**OBJECTIVE:** Quote the lines below word for word, covering every row. Leave out the pictures.

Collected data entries
--- begin ---

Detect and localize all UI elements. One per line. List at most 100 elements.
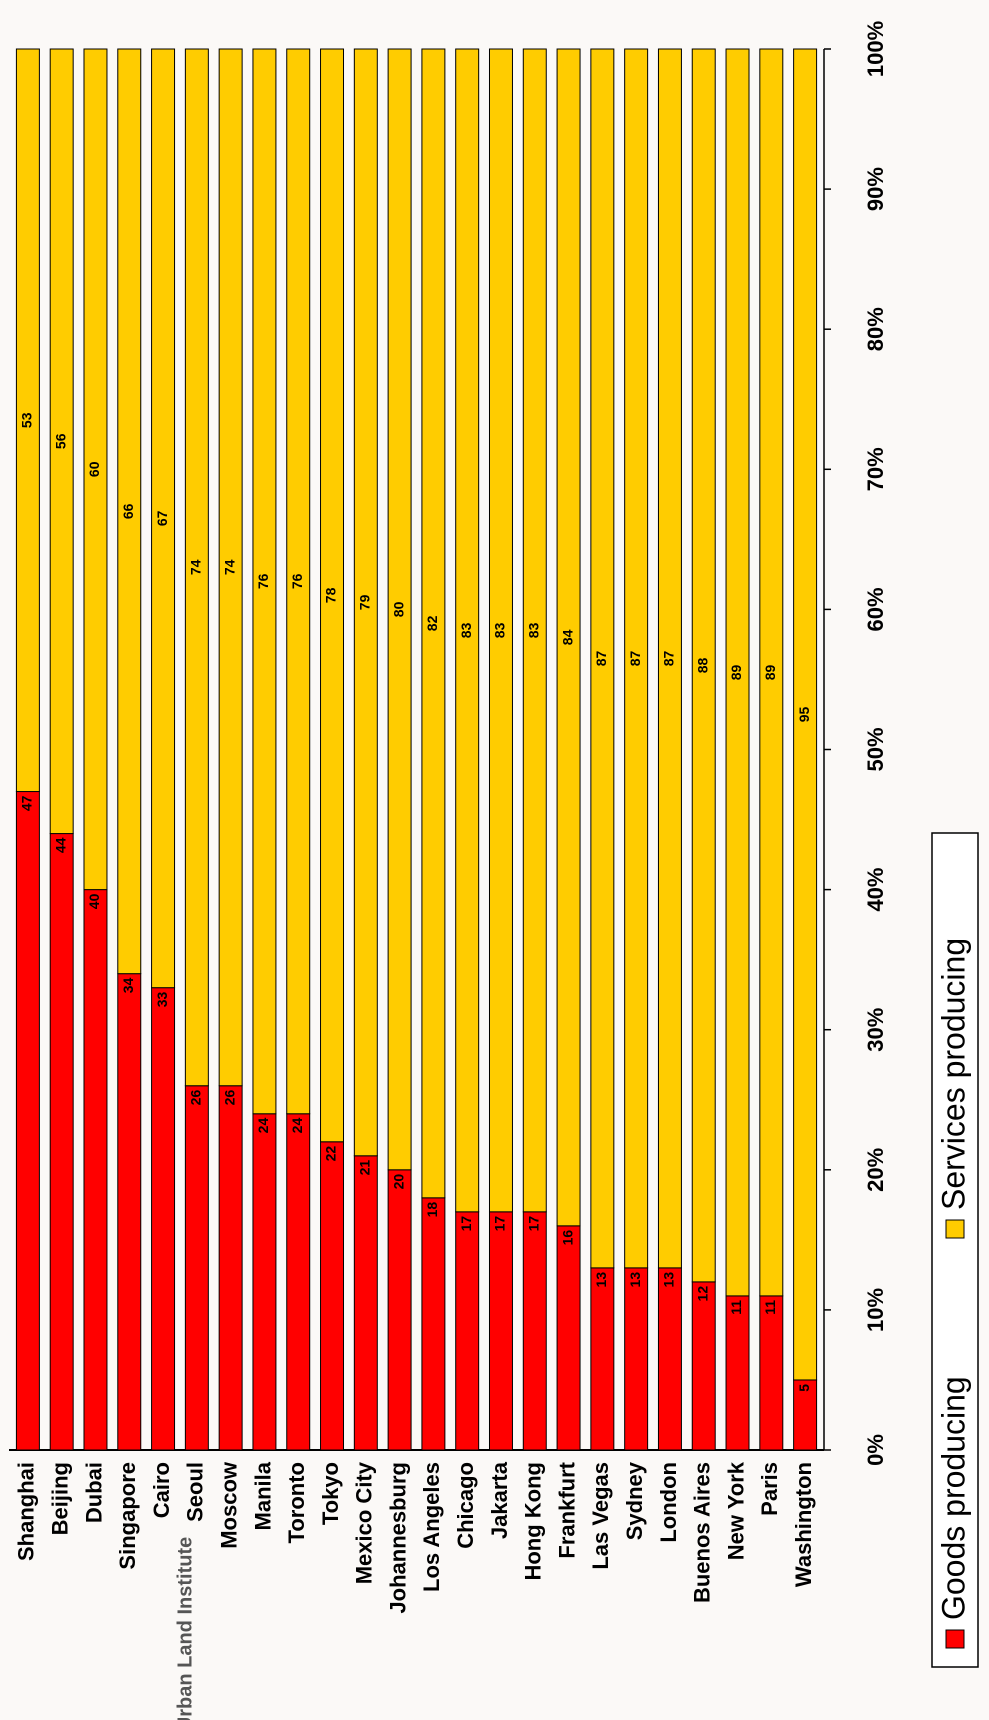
category-label: Washington: [791, 1462, 816, 1587]
value-label: 24: [255, 1118, 271, 1134]
legend-box: [931, 832, 979, 1668]
value-label: 87: [593, 650, 609, 666]
bar-segment: [590, 1267, 615, 1451]
x-tick-label: 70%: [863, 447, 888, 491]
bar-segment: [624, 48, 649, 1269]
value-label: 83: [525, 622, 541, 638]
category-label: Shanghai: [14, 1462, 39, 1561]
bar-segment: [455, 48, 480, 1213]
x-tick-label: 40%: [863, 868, 888, 912]
value-label: 21: [357, 1160, 373, 1176]
bar-segment: [421, 48, 446, 1199]
bar-segment: [353, 48, 378, 1157]
value-label: 87: [627, 650, 643, 666]
value-label: 13: [661, 1272, 677, 1288]
category-label: Johannesburg: [385, 1462, 410, 1614]
bar-segment: [725, 1295, 750, 1451]
bar-segment: [117, 48, 142, 975]
value-label: 33: [154, 991, 170, 1007]
bar-segment: [117, 973, 142, 1451]
bar-segment: [691, 48, 716, 1283]
value-label: 83: [458, 622, 474, 638]
value-label: 16: [559, 1230, 575, 1246]
bar-segment: [590, 48, 615, 1269]
value-label: 67: [154, 510, 170, 526]
bar-segment: [522, 48, 547, 1213]
value-label: 17: [525, 1216, 541, 1232]
value-label: 22: [323, 1146, 339, 1162]
bar-segment: [691, 1281, 716, 1451]
value-label: 74: [188, 559, 204, 575]
value-label: 26: [188, 1090, 204, 1106]
value-label: 89: [762, 664, 778, 680]
value-label: 13: [627, 1272, 643, 1288]
category-label: New York: [723, 1461, 748, 1560]
legend-swatch: [945, 1629, 965, 1649]
value-label: 18: [424, 1202, 440, 1218]
x-tick-label: 100%: [863, 21, 888, 77]
value-label: 26: [221, 1090, 237, 1106]
bar-segment: [387, 1169, 412, 1451]
category-label: Moscow: [216, 1461, 241, 1549]
bar-segment: [759, 1295, 784, 1451]
x-tick-label: 60%: [863, 587, 888, 631]
value-label: 13: [593, 1272, 609, 1288]
value-label: 56: [52, 433, 68, 449]
bar-segment: [252, 48, 277, 1115]
value-label: 79: [357, 594, 373, 610]
bar-segment: [522, 1211, 547, 1451]
value-label: 87: [661, 650, 677, 666]
value-label: 12: [694, 1286, 710, 1302]
category-label: Buenos Aires: [690, 1462, 715, 1603]
bar-segment: [488, 1211, 513, 1451]
logo: Urban Land Institute: [174, 1537, 196, 1720]
bar-segment: [657, 1267, 682, 1451]
category-label: Las Vegas: [588, 1462, 613, 1570]
x-tick-label: 30%: [863, 1008, 888, 1052]
value-label: 5: [796, 1384, 812, 1392]
bar-segment: [286, 48, 311, 1115]
category-label: Toronto: [284, 1462, 309, 1543]
bar-segment: [556, 48, 581, 1227]
bar-segment: [218, 48, 243, 1087]
bar-segment: [759, 48, 784, 1297]
category-label: Los Angeles: [419, 1462, 444, 1592]
bar-segment: [353, 1155, 378, 1451]
bar-segment: [624, 1267, 649, 1451]
bar-segment: [218, 1085, 243, 1451]
value-label: 66: [120, 503, 136, 519]
value-label: 11: [762, 1300, 778, 1315]
bar-segment: [488, 48, 513, 1213]
value-label: 17: [458, 1216, 474, 1232]
bar-segment: [556, 1225, 581, 1451]
bar-segment: [286, 1113, 311, 1451]
bar-segment: [49, 48, 74, 835]
value-label: 34: [120, 977, 136, 993]
bar-segment: [83, 889, 108, 1451]
bar-segment: [320, 48, 345, 1143]
value-label: 11: [728, 1300, 744, 1315]
value-label: 44: [52, 837, 68, 853]
bar-segment: [387, 48, 412, 1171]
rotated-chart: Urban Land Institute 0% 10% 20% 30% 40% 50% 60…: [9, 21, 979, 1720]
category-label: Chicago: [453, 1462, 478, 1549]
category-label: Manila: [250, 1461, 275, 1530]
category-label: Beijing: [48, 1462, 73, 1535]
bar-segment: [725, 48, 750, 1297]
value-label: 76: [289, 573, 305, 589]
bar-segment: [49, 833, 74, 1451]
legend-label: Services producing: [935, 938, 971, 1210]
value-label: 82: [424, 615, 440, 631]
category-label: Frankfurt: [554, 1461, 579, 1558]
bar-segment: [83, 48, 108, 891]
bar-segment: [455, 1211, 480, 1451]
value-label: 95: [796, 706, 812, 722]
value-label: 40: [86, 893, 102, 909]
value-label: 24: [289, 1118, 305, 1134]
bar-segment: [151, 48, 176, 989]
legend-swatch: [945, 1219, 965, 1239]
value-label: 74: [221, 559, 237, 575]
value-label: 47: [19, 795, 35, 811]
category-label: Paris: [757, 1462, 782, 1516]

--- end ---

**RESULT OF THE EXERCISE:**
Detect and localize all UI elements. One per line. List at most 100 elements.
category-label: Washington: [791, 1462, 816, 1587]
value-label: 24: [255, 1118, 271, 1134]
legend-box: [931, 832, 979, 1668]
value-label: 87: [593, 650, 609, 666]
bar-segment: [590, 1267, 615, 1451]
x-tick-label: 70%: [863, 447, 888, 491]
bar-segment: [624, 48, 649, 1269]
value-label: 83: [525, 622, 541, 638]
category-label: Shanghai: [14, 1462, 39, 1561]
bar-segment: [455, 48, 480, 1213]
x-tick-label: 40%: [863, 868, 888, 912]
value-label: 21: [357, 1160, 373, 1176]
bar-segment: [421, 48, 446, 1199]
bar-segment: [353, 48, 378, 1157]
value-label: 87: [627, 650, 643, 666]
value-label: 13: [661, 1272, 677, 1288]
category-label: Johannesburg: [385, 1462, 410, 1614]
bar-segment: [725, 1295, 750, 1451]
bar-segment: [117, 48, 142, 975]
value-label: 33: [154, 991, 170, 1007]
bar-segment: [117, 973, 142, 1451]
bar-segment: [691, 48, 716, 1283]
value-label: 83: [458, 622, 474, 638]
value-label: 16: [559, 1230, 575, 1246]
bar-segment: [590, 48, 615, 1269]
value-label: 67: [154, 510, 170, 526]
bar-segment: [522, 48, 547, 1213]
value-label: 17: [525, 1216, 541, 1232]
value-label: 22: [323, 1146, 339, 1162]
bar-segment: [691, 1281, 716, 1451]
value-label: 74: [188, 559, 204, 575]
value-label: 26: [188, 1090, 204, 1106]
value-label: 89: [762, 664, 778, 680]
value-label: 13: [627, 1272, 643, 1288]
category-label: New York: [723, 1461, 748, 1560]
legend-swatch: [945, 1629, 965, 1649]
value-label: 18: [424, 1202, 440, 1218]
x-tick-label: 100%: [863, 21, 888, 77]
value-label: 26: [221, 1090, 237, 1106]
bar-segment: [387, 1169, 412, 1451]
category-label: Moscow: [216, 1461, 241, 1549]
bar-segment: [759, 1295, 784, 1451]
x-tick-label: 60%: [863, 587, 888, 631]
value-label: 13: [593, 1272, 609, 1288]
value-label: 56: [52, 433, 68, 449]
bar-segment: [252, 48, 277, 1115]
value-label: 79: [357, 594, 373, 610]
bar-segment: [522, 1211, 547, 1451]
value-label: 87: [661, 650, 677, 666]
value-label: 12: [694, 1286, 710, 1302]
category-label: Buenos Aires: [690, 1462, 715, 1603]
bar-segment: [488, 1211, 513, 1451]
logo: Urban Land Institute: [174, 1537, 196, 1720]
bar-segment: [657, 1267, 682, 1451]
category-label: Las Vegas: [588, 1462, 613, 1570]
x-tick-label: 30%: [863, 1008, 888, 1052]
value-label: 5: [796, 1384, 812, 1392]
bar-segment: [286, 48, 311, 1115]
category-label: Toronto: [284, 1462, 309, 1543]
bar-segment: [556, 48, 581, 1227]
bar-segment: [218, 48, 243, 1087]
bar-segment: [759, 48, 784, 1297]
category-label: Los Angeles: [419, 1462, 444, 1592]
bar-segment: [353, 1155, 378, 1451]
bar-segment: [624, 1267, 649, 1451]
bar-segment: [218, 1085, 243, 1451]
value-label: 66: [120, 503, 136, 519]
value-label: 11: [762, 1300, 778, 1315]
bar-segment: [488, 48, 513, 1213]
value-label: 17: [458, 1216, 474, 1232]
bar-segment: [556, 1225, 581, 1451]
bar-segment: [286, 1113, 311, 1451]
bar-segment: [49, 48, 74, 835]
value-label: 34: [120, 977, 136, 993]
bar-segment: [83, 889, 108, 1451]
bar-segment: [320, 48, 345, 1143]
value-label: 11: [728, 1300, 744, 1315]
value-label: 44: [52, 837, 68, 853]
bar-segment: [387, 48, 412, 1171]
rotated-chart: Urban Land Institute 0% 10% 20% 30% 40% 50% 60…: [9, 21, 979, 1720]
category-label: Chicago: [453, 1462, 478, 1549]
category-label: Manila: [250, 1461, 275, 1530]
category-label: Beijing: [48, 1462, 73, 1535]
bar-segment: [725, 48, 750, 1297]
value-label: 76: [289, 573, 305, 589]
bar-segment: [49, 833, 74, 1451]
legend-label: Services producing: [935, 938, 971, 1210]
value-label: 82: [424, 615, 440, 631]
category-label: Frankfurt: [554, 1461, 579, 1558]
bar-segment: [83, 48, 108, 891]
bar-segment: [455, 1211, 480, 1451]
value-label: 95: [796, 706, 812, 722]
value-label: 40: [86, 893, 102, 909]
value-label: 24: [289, 1118, 305, 1134]
bar-segment: [151, 48, 176, 989]
legend-swatch: [945, 1219, 965, 1239]
value-label: 74: [221, 559, 237, 575]
value-label: 47: [19, 795, 35, 811]
category-label: Paris: [757, 1462, 782, 1516]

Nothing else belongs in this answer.